The records below must be written out exactly, with every picture left behind.

[start of INFORMATION PROVIDED]

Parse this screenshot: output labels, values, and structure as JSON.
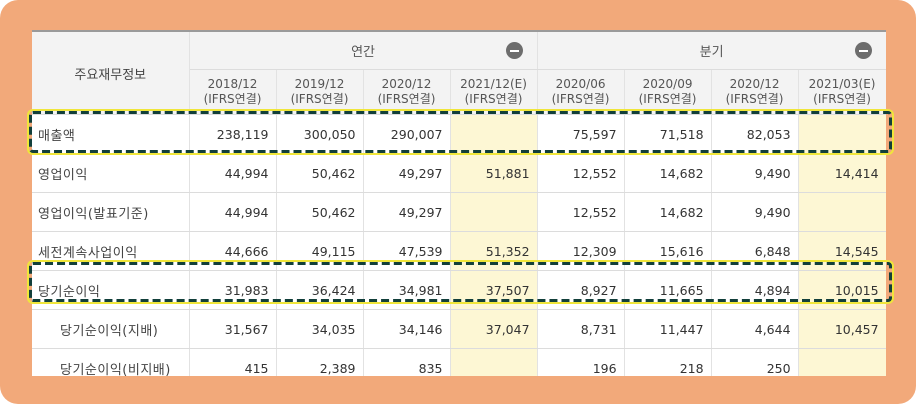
{
  "table": {
    "corner_label": "주요재무정보",
    "groups": [
      {
        "label": "연간",
        "collapse_icon": "minus-circle-icon"
      },
      {
        "label": "분기",
        "collapse_icon": "minus-circle-icon"
      }
    ],
    "periods": [
      {
        "date": "2018/12",
        "basis": "(IFRS연결)"
      },
      {
        "date": "2019/12",
        "basis": "(IFRS연결)"
      },
      {
        "date": "2020/12",
        "basis": "(IFRS연결)"
      },
      {
        "date": "2021/12(E)",
        "basis": "(IFRS연결)"
      },
      {
        "date": "2020/06",
        "basis": "(IFRS연결)"
      },
      {
        "date": "2020/09",
        "basis": "(IFRS연결)"
      },
      {
        "date": "2020/12",
        "basis": "(IFRS연결)"
      },
      {
        "date": "2021/03(E)",
        "basis": "(IFRS연결)"
      }
    ],
    "rows": [
      {
        "label": "매출액",
        "values": [
          "238,119",
          "300,050",
          "290,007",
          "",
          "75,597",
          "71,518",
          "82,053",
          ""
        ]
      },
      {
        "label": "영업이익",
        "values": [
          "44,994",
          "50,462",
          "49,297",
          "51,881",
          "12,552",
          "14,682",
          "9,490",
          "14,414"
        ]
      },
      {
        "label": "영업이익(발표기준)",
        "values": [
          "44,994",
          "50,462",
          "49,297",
          "",
          "12,552",
          "14,682",
          "9,490",
          ""
        ]
      },
      {
        "label": "세전계속사업이익",
        "values": [
          "44,666",
          "49,115",
          "47,539",
          "51,352",
          "12,309",
          "15,616",
          "6,848",
          "14,545"
        ]
      },
      {
        "label": "당기순이익",
        "values": [
          "31,983",
          "36,424",
          "34,981",
          "37,507",
          "8,927",
          "11,665",
          "4,894",
          "10,015"
        ]
      },
      {
        "label": "당기순이익(지배)",
        "values": [
          "31,567",
          "34,035",
          "34,146",
          "37,047",
          "8,731",
          "11,447",
          "4,644",
          "10,457"
        ]
      },
      {
        "label": "당기순이익(비지배)",
        "values": [
          "415",
          "2,389",
          "835",
          "",
          "196",
          "218",
          "250",
          ""
        ]
      }
    ]
  },
  "colors": {
    "frame": "#f2a97a",
    "estimate_cell": "#fdf7d4",
    "highlight_border": "#123f3a",
    "highlight_glow": "#f0e63a"
  }
}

[end of INFORMATION PROVIDED]

_RESULT OF THE EXERCISE_.
Parse this screenshot: output labels, values, and structure as JSON.
{
  "table": {
    "corner_label": "주요재무정보",
    "groups": [
      {
        "label": "연간",
        "collapse_icon": "minus-circle-icon"
      },
      {
        "label": "분기",
        "collapse_icon": "minus-circle-icon"
      }
    ],
    "periods": [
      {
        "date": "2018/12",
        "basis": "(IFRS연결)"
      },
      {
        "date": "2019/12",
        "basis": "(IFRS연결)"
      },
      {
        "date": "2020/12",
        "basis": "(IFRS연결)"
      },
      {
        "date": "2021/12(E)",
        "basis": "(IFRS연결)"
      },
      {
        "date": "2020/06",
        "basis": "(IFRS연결)"
      },
      {
        "date": "2020/09",
        "basis": "(IFRS연결)"
      },
      {
        "date": "2020/12",
        "basis": "(IFRS연결)"
      },
      {
        "date": "2021/03(E)",
        "basis": "(IFRS연결)"
      }
    ],
    "rows": [
      {
        "label": "매출액",
        "values": [
          "238,119",
          "300,050",
          "290,007",
          "",
          "75,597",
          "71,518",
          "82,053",
          ""
        ]
      },
      {
        "label": "영업이익",
        "values": [
          "44,994",
          "50,462",
          "49,297",
          "51,881",
          "12,552",
          "14,682",
          "9,490",
          "14,414"
        ]
      },
      {
        "label": "영업이익(발표기준)",
        "values": [
          "44,994",
          "50,462",
          "49,297",
          "",
          "12,552",
          "14,682",
          "9,490",
          ""
        ]
      },
      {
        "label": "세전계속사업이익",
        "values": [
          "44,666",
          "49,115",
          "47,539",
          "51,352",
          "12,309",
          "15,616",
          "6,848",
          "14,545"
        ]
      },
      {
        "label": "당기순이익",
        "values": [
          "31,983",
          "36,424",
          "34,981",
          "37,507",
          "8,927",
          "11,665",
          "4,894",
          "10,015"
        ]
      },
      {
        "label": "당기순이익(지배)",
        "values": [
          "31,567",
          "34,035",
          "34,146",
          "37,047",
          "8,731",
          "11,447",
          "4,644",
          "10,457"
        ]
      },
      {
        "label": "당기순이익(비지배)",
        "values": [
          "415",
          "2,389",
          "835",
          "",
          "196",
          "218",
          "250",
          ""
        ]
      }
    ]
  },
  "colors": {
    "frame": "#f2a97a",
    "estimate_cell": "#fdf7d4",
    "highlight_border": "#123f3a",
    "highlight_glow": "#f0e63a"
  }
}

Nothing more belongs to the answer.